Annotated element listings:
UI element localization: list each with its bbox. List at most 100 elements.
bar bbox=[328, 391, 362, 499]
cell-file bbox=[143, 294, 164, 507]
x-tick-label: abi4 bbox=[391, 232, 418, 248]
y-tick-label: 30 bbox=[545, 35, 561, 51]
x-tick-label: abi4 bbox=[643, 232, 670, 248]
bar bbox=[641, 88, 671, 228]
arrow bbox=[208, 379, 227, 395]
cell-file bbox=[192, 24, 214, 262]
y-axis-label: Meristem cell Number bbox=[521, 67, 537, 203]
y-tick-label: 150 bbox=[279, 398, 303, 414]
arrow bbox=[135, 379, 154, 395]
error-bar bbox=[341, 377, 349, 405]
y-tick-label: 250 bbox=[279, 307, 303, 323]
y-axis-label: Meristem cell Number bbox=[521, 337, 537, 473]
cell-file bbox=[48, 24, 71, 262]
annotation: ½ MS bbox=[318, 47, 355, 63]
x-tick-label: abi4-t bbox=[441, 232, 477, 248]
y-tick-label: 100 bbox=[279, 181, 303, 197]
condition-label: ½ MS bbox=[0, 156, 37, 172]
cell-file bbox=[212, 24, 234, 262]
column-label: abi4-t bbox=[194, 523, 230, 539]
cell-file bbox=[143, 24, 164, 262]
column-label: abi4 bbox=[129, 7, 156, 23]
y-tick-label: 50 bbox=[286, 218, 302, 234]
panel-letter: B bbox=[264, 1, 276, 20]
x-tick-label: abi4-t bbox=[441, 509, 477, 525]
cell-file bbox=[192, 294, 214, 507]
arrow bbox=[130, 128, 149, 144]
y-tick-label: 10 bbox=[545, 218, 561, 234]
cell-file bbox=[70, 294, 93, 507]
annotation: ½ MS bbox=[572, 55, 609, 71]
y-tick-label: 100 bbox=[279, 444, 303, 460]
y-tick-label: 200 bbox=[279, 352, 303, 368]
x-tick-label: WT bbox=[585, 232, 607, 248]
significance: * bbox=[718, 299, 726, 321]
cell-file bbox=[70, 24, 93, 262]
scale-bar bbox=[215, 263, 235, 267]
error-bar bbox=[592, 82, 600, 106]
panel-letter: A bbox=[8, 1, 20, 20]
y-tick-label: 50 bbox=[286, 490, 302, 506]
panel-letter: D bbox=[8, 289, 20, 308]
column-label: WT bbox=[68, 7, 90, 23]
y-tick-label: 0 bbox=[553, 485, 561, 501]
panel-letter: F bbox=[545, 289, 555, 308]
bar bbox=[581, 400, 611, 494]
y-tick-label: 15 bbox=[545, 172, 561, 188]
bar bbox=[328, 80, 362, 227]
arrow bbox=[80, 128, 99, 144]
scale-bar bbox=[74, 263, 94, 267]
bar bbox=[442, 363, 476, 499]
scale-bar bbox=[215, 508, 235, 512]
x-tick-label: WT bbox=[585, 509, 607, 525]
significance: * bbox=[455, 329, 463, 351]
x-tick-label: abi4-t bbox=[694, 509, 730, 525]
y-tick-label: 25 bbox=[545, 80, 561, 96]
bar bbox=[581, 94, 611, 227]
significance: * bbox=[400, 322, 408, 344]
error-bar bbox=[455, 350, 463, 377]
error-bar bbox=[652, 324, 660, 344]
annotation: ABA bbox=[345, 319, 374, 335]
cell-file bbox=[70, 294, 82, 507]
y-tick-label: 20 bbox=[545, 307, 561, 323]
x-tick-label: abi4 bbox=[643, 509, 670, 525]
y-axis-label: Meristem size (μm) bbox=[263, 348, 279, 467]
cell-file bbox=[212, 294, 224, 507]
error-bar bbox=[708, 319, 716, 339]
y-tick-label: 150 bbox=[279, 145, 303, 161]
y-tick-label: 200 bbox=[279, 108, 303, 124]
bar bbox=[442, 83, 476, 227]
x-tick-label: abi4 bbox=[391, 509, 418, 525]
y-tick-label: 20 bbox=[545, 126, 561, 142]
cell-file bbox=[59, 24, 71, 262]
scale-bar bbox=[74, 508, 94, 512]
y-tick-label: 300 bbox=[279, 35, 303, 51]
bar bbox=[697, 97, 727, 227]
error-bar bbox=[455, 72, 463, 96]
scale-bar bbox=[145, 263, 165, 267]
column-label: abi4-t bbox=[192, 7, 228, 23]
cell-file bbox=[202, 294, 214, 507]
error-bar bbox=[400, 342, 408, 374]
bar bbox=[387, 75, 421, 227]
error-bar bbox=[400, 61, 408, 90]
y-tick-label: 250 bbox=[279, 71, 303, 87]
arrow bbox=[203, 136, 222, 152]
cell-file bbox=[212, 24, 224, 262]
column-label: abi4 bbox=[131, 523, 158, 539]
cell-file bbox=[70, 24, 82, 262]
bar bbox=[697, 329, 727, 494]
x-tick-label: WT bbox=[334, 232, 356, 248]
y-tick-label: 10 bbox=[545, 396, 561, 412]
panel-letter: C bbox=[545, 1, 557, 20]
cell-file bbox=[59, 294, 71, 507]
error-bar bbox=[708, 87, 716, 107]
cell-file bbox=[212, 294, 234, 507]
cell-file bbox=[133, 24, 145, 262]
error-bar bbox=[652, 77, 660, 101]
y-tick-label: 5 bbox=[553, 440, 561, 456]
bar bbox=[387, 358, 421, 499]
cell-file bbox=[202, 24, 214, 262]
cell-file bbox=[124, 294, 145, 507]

Given exercise: Render every line of the entries above as a JSON list of strings, one string per line, leaving out blank lines.

Exercise result:
[
  "UI element localization: list each with its bbox. List at most 100 elements.",
  "bar bbox=[328, 391, 362, 499]",
  "cell-file bbox=[143, 294, 164, 507]",
  "x-tick-label: abi4 bbox=[391, 232, 418, 248]",
  "y-tick-label: 30 bbox=[545, 35, 561, 51]",
  "x-tick-label: abi4 bbox=[643, 232, 670, 248]",
  "bar bbox=[641, 88, 671, 228]",
  "arrow bbox=[208, 379, 227, 395]",
  "cell-file bbox=[192, 24, 214, 262]",
  "y-axis-label: Meristem cell Number bbox=[521, 67, 537, 203]",
  "y-tick-label: 150 bbox=[279, 398, 303, 414]",
  "arrow bbox=[135, 379, 154, 395]",
  "error-bar bbox=[341, 377, 349, 405]",
  "y-tick-label: 250 bbox=[279, 307, 303, 323]",
  "y-axis-label: Meristem cell Number bbox=[521, 337, 537, 473]",
  "cell-file bbox=[48, 24, 71, 262]",
  "annotation: ½ MS bbox=[318, 47, 355, 63]",
  "x-tick-label: abi4-t bbox=[441, 232, 477, 248]",
  "y-tick-label: 100 bbox=[279, 181, 303, 197]",
  "condition-label: ½ MS bbox=[0, 156, 37, 172]",
  "cell-file bbox=[212, 24, 234, 262]",
  "column-label: abi4-t bbox=[194, 523, 230, 539]",
  "cell-file bbox=[143, 24, 164, 262]",
  "column-label: abi4 bbox=[129, 7, 156, 23]",
  "y-tick-label: 50 bbox=[286, 218, 302, 234]",
  "panel-letter: B bbox=[264, 1, 276, 20]",
  "x-tick-label: abi4-t bbox=[441, 509, 477, 525]",
  "cell-file bbox=[192, 294, 214, 507]",
  "arrow bbox=[130, 128, 149, 144]",
  "y-tick-label: 10 bbox=[545, 218, 561, 234]",
  "cell-file bbox=[70, 294, 93, 507]",
  "annotation: ½ MS bbox=[572, 55, 609, 71]",
  "y-tick-label: 100 bbox=[279, 444, 303, 460]",
  "y-tick-label: 200 bbox=[279, 352, 303, 368]",
  "x-tick-label: WT bbox=[585, 232, 607, 248]",
  "significance: * bbox=[718, 299, 726, 321]",
  "cell-file bbox=[70, 24, 93, 262]",
  "scale-bar bbox=[215, 263, 235, 267]",
  "error-bar bbox=[592, 82, 600, 106]",
  "panel-letter: A bbox=[8, 1, 20, 20]",
  "y-tick-label: 50 bbox=[286, 490, 302, 506]",
  "panel-letter: D bbox=[8, 289, 20, 308]",
  "column-label: WT bbox=[68, 7, 90, 23]",
  "y-tick-label: 0 bbox=[553, 485, 561, 501]",
  "panel-letter: F bbox=[545, 289, 555, 308]",
  "bar bbox=[581, 400, 611, 494]",
  "y-tick-label: 15 bbox=[545, 172, 561, 188]",
  "bar bbox=[328, 80, 362, 227]",
  "arrow bbox=[80, 128, 99, 144]",
  "scale-bar bbox=[74, 263, 94, 267]",
  "bar bbox=[442, 363, 476, 499]",
  "scale-bar bbox=[215, 508, 235, 512]",
  "x-tick-label: WT bbox=[585, 509, 607, 525]",
  "significance: * bbox=[455, 329, 463, 351]",
  "x-tick-label: abi4-t bbox=[694, 509, 730, 525]",
  "y-tick-label: 25 bbox=[545, 80, 561, 96]",
  "bar bbox=[581, 94, 611, 227]",
  "significance: * bbox=[400, 322, 408, 344]",
  "error-bar bbox=[455, 350, 463, 377]",
  "error-bar bbox=[652, 324, 660, 344]",
  "annotation: ABA bbox=[345, 319, 374, 335]",
  "cell-file bbox=[70, 294, 82, 507]",
  "y-tick-label: 20 bbox=[545, 307, 561, 323]",
  "x-tick-label: abi4 bbox=[643, 509, 670, 525]",
  "y-axis-label: Meristem size (μm) bbox=[263, 348, 279, 467]",
  "cell-file bbox=[212, 294, 224, 507]",
  "error-bar bbox=[708, 319, 716, 339]",
  "y-tick-label: 150 bbox=[279, 145, 303, 161]",
  "y-tick-label: 200 bbox=[279, 108, 303, 124]",
  "bar bbox=[442, 83, 476, 227]",
  "x-tick-label: abi4 bbox=[391, 509, 418, 525]",
  "y-tick-label: 20 bbox=[545, 126, 561, 142]",
  "cell-file bbox=[59, 24, 71, 262]",
  "scale-bar bbox=[74, 508, 94, 512]",
  "y-tick-label: 300 bbox=[279, 35, 303, 51]",
  "bar bbox=[697, 97, 727, 227]",
  "error-bar bbox=[455, 72, 463, 96]",
  "scale-bar bbox=[145, 263, 165, 267]",
  "column-label: abi4-t bbox=[192, 7, 228, 23]",
  "cell-file bbox=[202, 294, 214, 507]",
  "error-bar bbox=[400, 342, 408, 374]",
  "bar bbox=[387, 75, 421, 227]",
  "error-bar bbox=[400, 61, 408, 90]",
  "y-tick-label: 250 bbox=[279, 71, 303, 87]",
  "arrow bbox=[203, 136, 222, 152]",
  "cell-file bbox=[212, 24, 224, 262]",
  "column-label: abi4 bbox=[131, 523, 158, 539]",
  "cell-file bbox=[70, 24, 82, 262]",
  "bar bbox=[697, 329, 727, 494]",
  "x-tick-label: WT bbox=[334, 232, 356, 248]",
  "y-tick-label: 10 bbox=[545, 396, 561, 412]",
  "panel-letter: C bbox=[545, 1, 557, 20]",
  "cell-file bbox=[59, 294, 71, 507]",
  "error-bar bbox=[708, 87, 716, 107]",
  "cell-file bbox=[212, 294, 234, 507]",
  "cell-file bbox=[133, 24, 145, 262]",
  "error-bar bbox=[652, 77, 660, 101]",
  "y-tick-label: 5 bbox=[553, 440, 561, 456]",
  "bar bbox=[387, 358, 421, 499]",
  "cell-file bbox=[202, 24, 214, 262]",
  "cell-file bbox=[124, 294, 145, 507]"
]